:: EXERCISE TASK ::
Copy the lines of the records between the line containing "adblock-extension[interactable] [1955, 14, 1986, 44]" and the line containing "browser-toolbar: youseetoo.github.io ?", inclusive, reproducing them without any change.

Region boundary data
— Start —

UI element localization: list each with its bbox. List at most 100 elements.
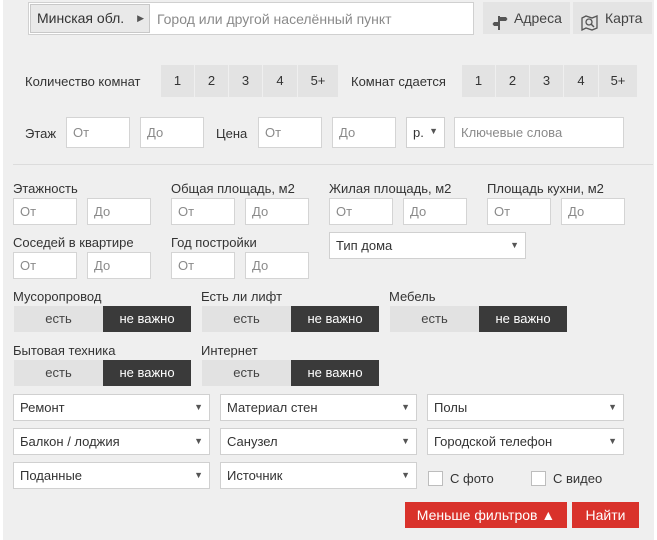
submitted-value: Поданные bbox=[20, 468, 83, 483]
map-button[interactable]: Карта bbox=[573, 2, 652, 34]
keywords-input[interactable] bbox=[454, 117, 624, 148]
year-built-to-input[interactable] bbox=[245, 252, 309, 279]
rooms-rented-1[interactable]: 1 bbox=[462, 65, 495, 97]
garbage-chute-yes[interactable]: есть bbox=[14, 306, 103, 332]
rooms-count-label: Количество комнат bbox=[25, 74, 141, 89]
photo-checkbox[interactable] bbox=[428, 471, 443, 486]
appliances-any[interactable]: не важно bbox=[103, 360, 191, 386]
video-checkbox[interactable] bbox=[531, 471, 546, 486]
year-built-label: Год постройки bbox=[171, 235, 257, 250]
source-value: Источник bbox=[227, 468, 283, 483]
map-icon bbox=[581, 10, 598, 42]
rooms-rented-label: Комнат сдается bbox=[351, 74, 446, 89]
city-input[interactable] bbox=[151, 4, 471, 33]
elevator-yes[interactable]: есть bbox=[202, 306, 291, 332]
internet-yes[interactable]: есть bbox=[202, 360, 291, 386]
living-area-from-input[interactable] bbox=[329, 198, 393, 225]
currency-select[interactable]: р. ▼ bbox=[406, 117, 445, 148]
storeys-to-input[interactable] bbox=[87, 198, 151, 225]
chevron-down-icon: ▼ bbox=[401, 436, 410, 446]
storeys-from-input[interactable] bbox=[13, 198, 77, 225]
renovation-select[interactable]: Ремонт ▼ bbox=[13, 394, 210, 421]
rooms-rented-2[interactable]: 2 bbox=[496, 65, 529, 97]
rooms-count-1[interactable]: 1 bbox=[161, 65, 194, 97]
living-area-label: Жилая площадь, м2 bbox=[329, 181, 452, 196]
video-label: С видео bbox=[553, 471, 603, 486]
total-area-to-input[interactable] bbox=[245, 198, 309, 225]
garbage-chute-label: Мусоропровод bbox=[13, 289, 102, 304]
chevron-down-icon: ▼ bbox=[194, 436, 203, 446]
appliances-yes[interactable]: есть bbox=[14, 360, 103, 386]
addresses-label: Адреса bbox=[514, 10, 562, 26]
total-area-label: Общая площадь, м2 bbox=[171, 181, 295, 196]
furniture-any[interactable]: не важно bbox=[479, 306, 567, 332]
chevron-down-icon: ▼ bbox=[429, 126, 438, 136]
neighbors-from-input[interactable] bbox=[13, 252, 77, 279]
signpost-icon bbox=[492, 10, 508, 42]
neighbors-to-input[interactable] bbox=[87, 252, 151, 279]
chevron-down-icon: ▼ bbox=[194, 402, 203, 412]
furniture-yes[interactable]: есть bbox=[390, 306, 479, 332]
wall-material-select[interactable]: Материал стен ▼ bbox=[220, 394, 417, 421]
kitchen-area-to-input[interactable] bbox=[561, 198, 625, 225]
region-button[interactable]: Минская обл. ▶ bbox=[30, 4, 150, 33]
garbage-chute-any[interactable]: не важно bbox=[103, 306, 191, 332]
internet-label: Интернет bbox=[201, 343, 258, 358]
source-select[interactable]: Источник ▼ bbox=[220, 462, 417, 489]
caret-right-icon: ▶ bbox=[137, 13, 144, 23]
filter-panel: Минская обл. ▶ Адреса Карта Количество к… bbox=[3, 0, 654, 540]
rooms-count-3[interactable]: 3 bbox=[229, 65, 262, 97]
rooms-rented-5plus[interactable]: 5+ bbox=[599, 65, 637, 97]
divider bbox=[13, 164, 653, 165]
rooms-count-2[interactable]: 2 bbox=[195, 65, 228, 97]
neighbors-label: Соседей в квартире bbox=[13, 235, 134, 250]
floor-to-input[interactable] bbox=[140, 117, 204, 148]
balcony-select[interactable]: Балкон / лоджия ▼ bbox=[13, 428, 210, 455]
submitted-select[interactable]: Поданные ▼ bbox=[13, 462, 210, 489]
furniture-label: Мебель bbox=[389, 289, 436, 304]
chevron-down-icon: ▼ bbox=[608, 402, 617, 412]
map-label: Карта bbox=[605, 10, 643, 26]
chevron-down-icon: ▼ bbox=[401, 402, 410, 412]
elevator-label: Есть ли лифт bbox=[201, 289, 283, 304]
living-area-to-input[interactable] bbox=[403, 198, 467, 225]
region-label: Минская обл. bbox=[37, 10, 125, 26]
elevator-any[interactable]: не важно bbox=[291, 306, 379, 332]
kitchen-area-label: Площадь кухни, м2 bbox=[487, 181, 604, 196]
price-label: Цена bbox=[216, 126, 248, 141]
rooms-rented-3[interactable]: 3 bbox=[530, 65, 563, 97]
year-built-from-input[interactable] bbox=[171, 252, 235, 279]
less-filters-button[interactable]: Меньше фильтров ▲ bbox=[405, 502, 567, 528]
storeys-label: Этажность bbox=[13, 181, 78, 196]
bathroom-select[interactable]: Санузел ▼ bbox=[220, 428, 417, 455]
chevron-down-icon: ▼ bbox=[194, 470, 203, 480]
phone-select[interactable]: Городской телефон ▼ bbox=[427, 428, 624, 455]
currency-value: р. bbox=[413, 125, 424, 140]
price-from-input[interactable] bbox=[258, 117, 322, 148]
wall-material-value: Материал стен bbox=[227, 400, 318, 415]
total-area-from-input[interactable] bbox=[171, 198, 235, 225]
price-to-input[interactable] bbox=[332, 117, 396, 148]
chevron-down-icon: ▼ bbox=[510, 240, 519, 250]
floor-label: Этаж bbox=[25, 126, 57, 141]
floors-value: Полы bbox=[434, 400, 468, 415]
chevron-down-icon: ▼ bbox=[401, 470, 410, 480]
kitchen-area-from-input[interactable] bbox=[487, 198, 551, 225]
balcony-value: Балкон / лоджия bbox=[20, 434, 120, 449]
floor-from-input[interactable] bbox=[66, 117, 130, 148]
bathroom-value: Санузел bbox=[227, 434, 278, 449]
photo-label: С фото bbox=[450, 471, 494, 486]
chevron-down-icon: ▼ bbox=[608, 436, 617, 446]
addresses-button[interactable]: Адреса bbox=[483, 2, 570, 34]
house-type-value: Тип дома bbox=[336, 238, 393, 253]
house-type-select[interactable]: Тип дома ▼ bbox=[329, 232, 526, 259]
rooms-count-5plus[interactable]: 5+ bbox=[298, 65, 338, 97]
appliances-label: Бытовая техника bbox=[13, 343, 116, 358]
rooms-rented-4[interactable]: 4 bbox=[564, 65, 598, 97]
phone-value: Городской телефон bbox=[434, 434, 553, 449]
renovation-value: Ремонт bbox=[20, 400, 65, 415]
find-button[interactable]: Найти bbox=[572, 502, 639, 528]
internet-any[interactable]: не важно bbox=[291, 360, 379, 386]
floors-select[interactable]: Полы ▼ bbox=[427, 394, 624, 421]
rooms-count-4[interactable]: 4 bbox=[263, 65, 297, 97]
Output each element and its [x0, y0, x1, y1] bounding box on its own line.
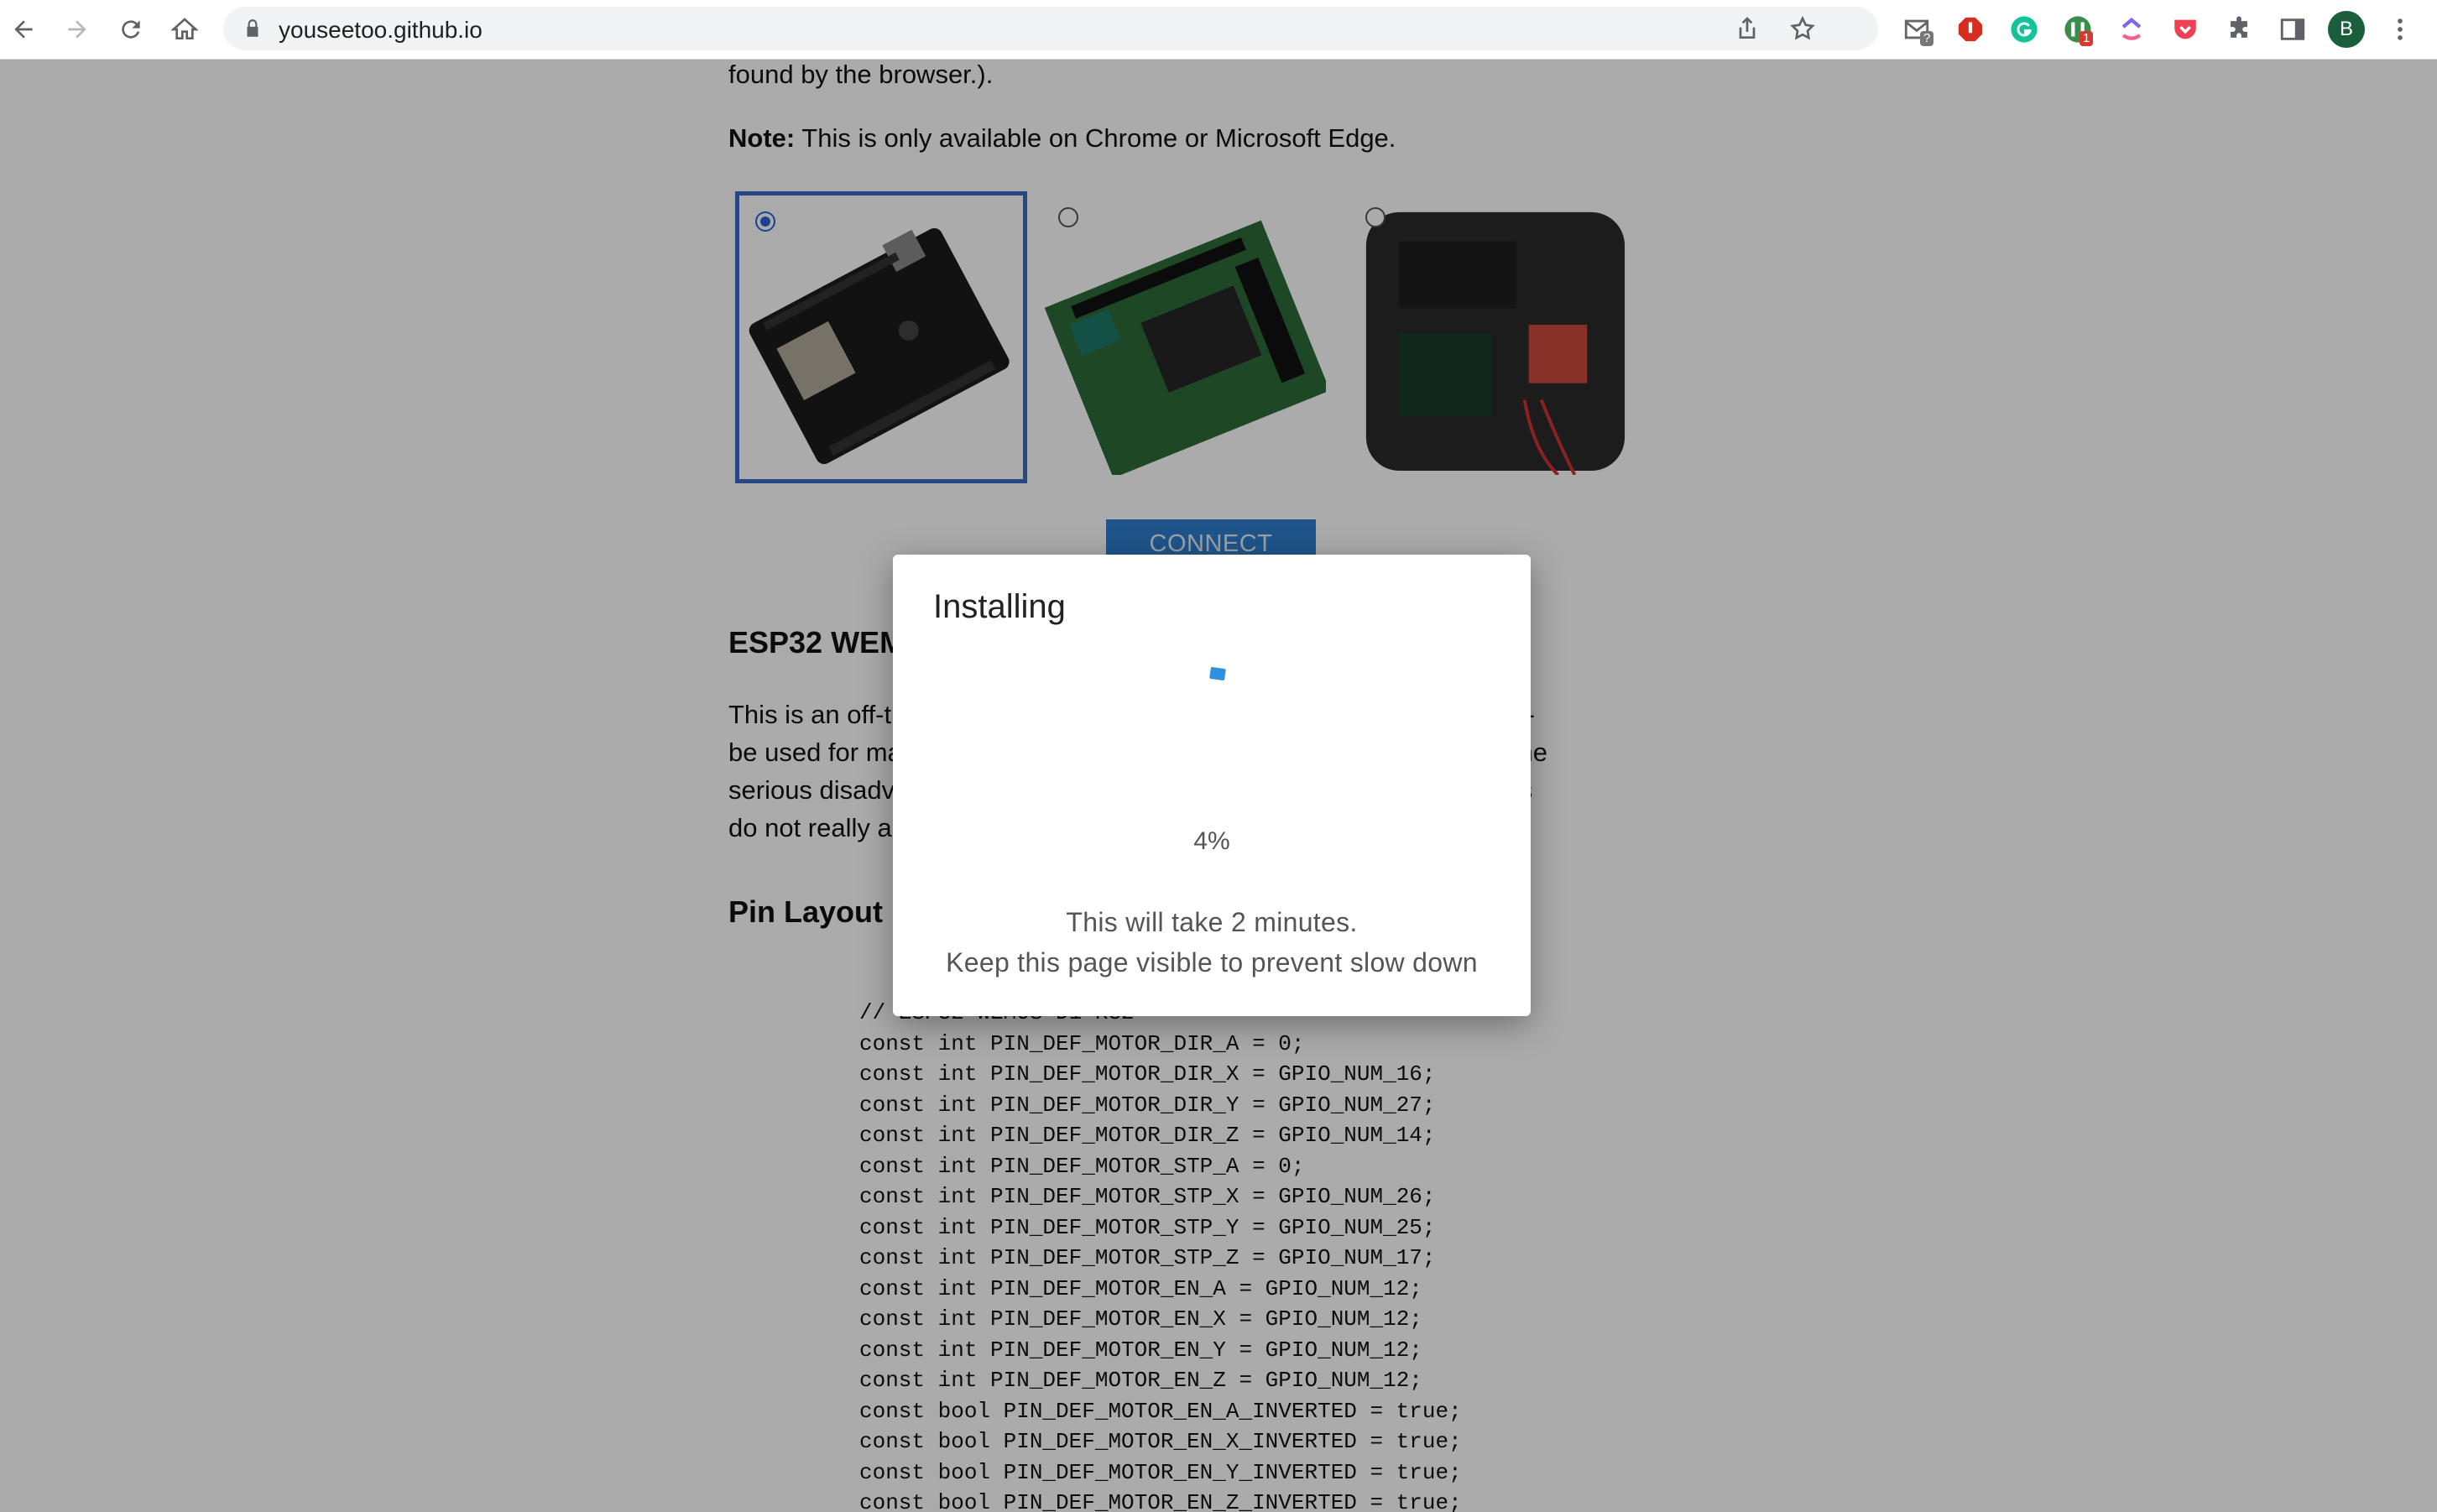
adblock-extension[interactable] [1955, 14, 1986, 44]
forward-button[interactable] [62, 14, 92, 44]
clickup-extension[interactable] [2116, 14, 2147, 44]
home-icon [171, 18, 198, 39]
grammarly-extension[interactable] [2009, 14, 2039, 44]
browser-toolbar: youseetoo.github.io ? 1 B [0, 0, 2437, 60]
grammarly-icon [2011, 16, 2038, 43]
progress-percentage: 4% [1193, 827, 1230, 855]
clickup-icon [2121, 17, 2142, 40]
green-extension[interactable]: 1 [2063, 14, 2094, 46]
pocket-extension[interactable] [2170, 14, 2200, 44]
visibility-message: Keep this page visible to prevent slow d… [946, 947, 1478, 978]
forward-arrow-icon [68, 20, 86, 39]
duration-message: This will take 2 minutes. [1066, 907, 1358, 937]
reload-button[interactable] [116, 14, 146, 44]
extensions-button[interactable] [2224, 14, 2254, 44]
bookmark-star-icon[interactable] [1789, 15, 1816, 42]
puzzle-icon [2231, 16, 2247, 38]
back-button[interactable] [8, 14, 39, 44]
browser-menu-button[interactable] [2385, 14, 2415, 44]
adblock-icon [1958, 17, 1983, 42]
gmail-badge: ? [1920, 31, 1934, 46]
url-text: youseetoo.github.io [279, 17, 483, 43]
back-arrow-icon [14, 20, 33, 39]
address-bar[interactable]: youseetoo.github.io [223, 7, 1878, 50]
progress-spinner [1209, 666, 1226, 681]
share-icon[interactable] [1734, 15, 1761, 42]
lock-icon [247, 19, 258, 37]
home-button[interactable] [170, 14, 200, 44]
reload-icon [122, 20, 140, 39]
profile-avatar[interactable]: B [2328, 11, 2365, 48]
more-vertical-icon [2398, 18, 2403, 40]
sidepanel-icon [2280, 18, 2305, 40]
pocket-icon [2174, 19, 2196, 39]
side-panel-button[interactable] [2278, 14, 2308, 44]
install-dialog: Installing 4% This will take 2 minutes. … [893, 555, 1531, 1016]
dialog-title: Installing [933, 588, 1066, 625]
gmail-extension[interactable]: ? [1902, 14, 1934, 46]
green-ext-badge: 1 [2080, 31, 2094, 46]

— End —

:: WORKED ANSWER ::
adblock-extension[interactable] [1955, 14, 1986, 44]
forward-button[interactable] [62, 14, 92, 44]
clickup-extension[interactable] [2116, 14, 2147, 44]
home-icon [171, 18, 198, 39]
grammarly-extension[interactable] [2009, 14, 2039, 44]
browser-toolbar: youseetoo.github.io ? 1 B [0, 0, 2437, 60]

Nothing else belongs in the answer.